Layout annotation data:

•••••

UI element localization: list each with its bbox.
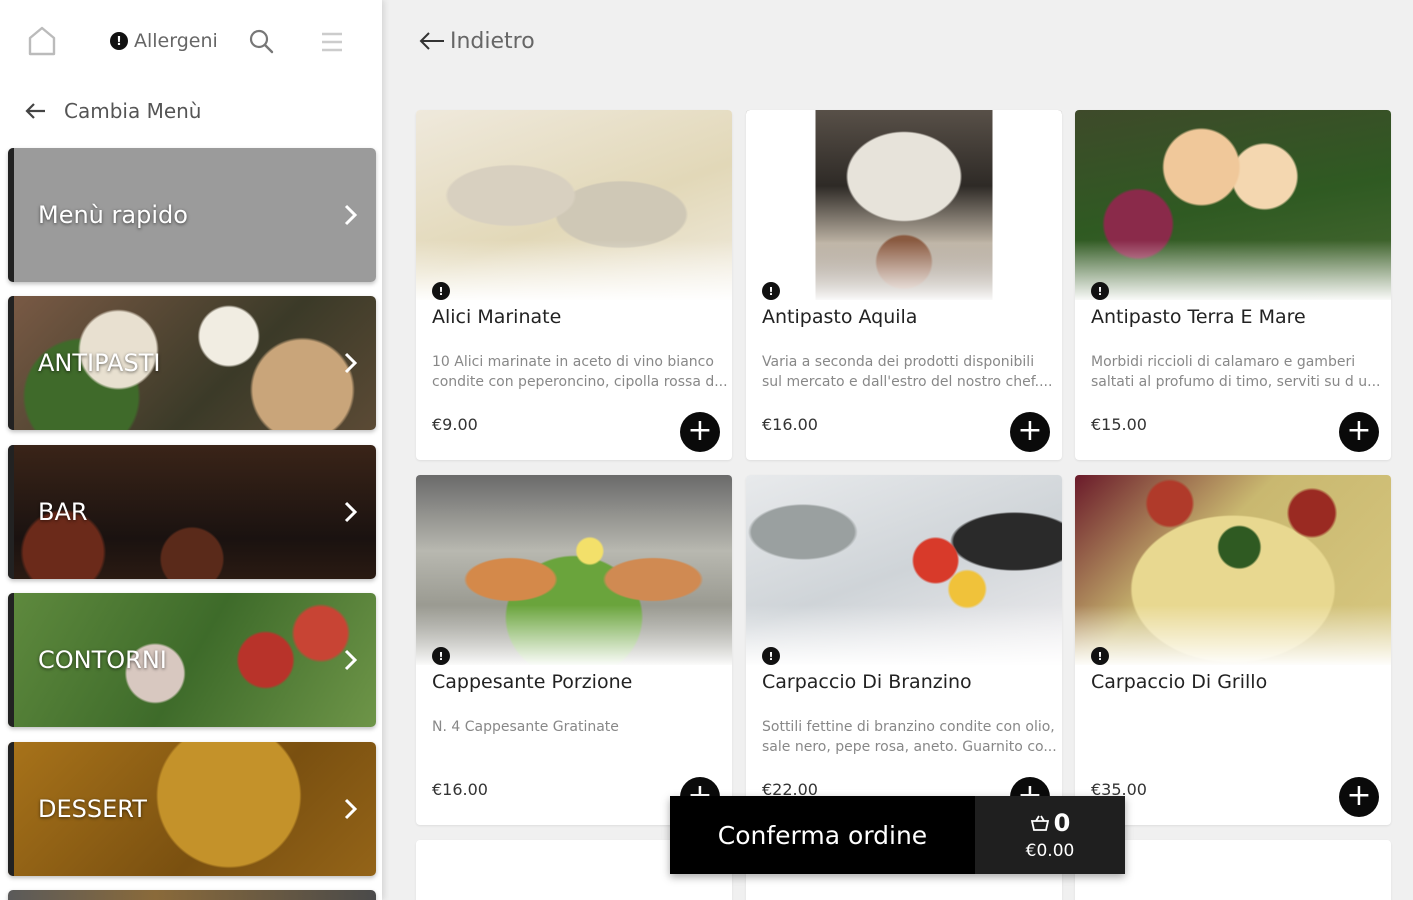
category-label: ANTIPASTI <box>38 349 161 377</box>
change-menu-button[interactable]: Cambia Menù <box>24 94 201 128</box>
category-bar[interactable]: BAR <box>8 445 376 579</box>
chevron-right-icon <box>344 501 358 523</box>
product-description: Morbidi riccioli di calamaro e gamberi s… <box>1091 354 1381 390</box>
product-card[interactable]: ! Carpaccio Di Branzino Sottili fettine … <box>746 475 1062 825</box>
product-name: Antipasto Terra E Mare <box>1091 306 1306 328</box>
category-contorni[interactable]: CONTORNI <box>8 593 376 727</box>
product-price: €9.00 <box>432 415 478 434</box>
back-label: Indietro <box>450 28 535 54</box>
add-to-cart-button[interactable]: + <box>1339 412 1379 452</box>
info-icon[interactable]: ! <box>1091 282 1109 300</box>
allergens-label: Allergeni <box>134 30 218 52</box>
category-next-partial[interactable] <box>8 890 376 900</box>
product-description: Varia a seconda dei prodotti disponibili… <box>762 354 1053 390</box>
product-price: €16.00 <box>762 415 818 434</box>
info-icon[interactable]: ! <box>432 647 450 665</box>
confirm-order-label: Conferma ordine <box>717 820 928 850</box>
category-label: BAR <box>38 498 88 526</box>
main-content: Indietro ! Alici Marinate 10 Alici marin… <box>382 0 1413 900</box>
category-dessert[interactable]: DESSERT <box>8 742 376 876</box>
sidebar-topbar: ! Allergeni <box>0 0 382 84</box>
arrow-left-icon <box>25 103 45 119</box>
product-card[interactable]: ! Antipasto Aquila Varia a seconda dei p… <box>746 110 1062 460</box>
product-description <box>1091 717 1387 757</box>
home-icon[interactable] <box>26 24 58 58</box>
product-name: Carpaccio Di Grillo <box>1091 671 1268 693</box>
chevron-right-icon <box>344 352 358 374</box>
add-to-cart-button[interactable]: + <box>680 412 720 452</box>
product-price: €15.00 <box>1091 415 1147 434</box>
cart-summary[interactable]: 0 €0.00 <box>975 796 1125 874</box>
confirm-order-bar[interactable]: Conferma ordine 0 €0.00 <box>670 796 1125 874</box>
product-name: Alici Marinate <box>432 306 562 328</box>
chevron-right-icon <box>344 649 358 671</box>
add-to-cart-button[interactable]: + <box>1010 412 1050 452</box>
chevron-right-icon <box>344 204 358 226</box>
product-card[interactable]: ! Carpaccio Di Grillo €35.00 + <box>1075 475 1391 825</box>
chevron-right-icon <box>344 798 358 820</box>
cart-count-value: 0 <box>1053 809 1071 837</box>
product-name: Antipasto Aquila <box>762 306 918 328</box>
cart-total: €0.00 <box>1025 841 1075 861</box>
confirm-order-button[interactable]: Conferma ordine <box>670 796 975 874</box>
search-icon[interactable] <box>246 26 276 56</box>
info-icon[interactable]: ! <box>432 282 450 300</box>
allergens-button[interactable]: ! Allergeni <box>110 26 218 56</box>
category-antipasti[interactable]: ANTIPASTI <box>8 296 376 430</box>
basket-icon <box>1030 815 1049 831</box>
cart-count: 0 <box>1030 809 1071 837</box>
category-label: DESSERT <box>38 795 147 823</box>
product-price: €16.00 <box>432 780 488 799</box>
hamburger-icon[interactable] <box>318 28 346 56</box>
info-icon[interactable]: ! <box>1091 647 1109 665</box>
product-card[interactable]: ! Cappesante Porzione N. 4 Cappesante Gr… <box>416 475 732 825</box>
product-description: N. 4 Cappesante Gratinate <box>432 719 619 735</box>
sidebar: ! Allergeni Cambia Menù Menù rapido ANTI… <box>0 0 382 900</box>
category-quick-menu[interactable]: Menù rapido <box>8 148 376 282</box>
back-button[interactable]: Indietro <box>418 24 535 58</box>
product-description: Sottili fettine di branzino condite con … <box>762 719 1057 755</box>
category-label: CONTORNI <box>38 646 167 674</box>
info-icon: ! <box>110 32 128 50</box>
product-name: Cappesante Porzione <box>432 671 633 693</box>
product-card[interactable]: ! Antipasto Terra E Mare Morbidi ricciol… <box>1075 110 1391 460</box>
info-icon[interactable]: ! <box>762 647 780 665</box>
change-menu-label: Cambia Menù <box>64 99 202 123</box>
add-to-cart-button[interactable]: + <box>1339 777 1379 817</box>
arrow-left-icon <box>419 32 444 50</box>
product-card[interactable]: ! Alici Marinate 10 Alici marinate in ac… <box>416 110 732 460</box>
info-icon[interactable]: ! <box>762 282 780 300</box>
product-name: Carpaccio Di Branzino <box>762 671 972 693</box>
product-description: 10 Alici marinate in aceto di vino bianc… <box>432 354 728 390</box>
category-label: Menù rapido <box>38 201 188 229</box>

•••••

> [WHAT THIS TASK INVOLVES]:
Substitute "item-price" for "product-price" throughout the part that opens with the line containing "category-label: ANTIPASTI <box>38" and closes with the line containing "confirm-order-label: Conferma ordine", and reproduce those lines with everything else unchanged.

> [TASK OUTPUT]:
category-label: ANTIPASTI <box>38 349 161 377</box>
change-menu-button[interactable]: Cambia Menù <box>24 94 201 128</box>
category-bar[interactable]: BAR <box>8 445 376 579</box>
chevron-right-icon <box>344 501 358 523</box>
product-description: Morbidi riccioli di calamaro e gamberi s… <box>1091 354 1381 390</box>
product-card[interactable]: ! Carpaccio Di Branzino Sottili fettine … <box>746 475 1062 825</box>
product-name: Antipasto Terra E Mare <box>1091 306 1306 328</box>
category-contorni[interactable]: CONTORNI <box>8 593 376 727</box>
item-price: €9.00 <box>432 415 478 434</box>
back-label: Indietro <box>450 28 535 54</box>
add-to-cart-button[interactable]: + <box>1339 412 1379 452</box>
info-icon[interactable]: ! <box>1091 282 1109 300</box>
allergens-label: Allergeni <box>134 30 218 52</box>
category-next-partial[interactable] <box>8 890 376 900</box>
product-description: Varia a seconda dei prodotti disponibili… <box>762 354 1053 390</box>
item-price: €16.00 <box>762 415 818 434</box>
info-icon[interactable]: ! <box>432 647 450 665</box>
confirm-order-label: Conferma ordine <box>717 820 928 850</box>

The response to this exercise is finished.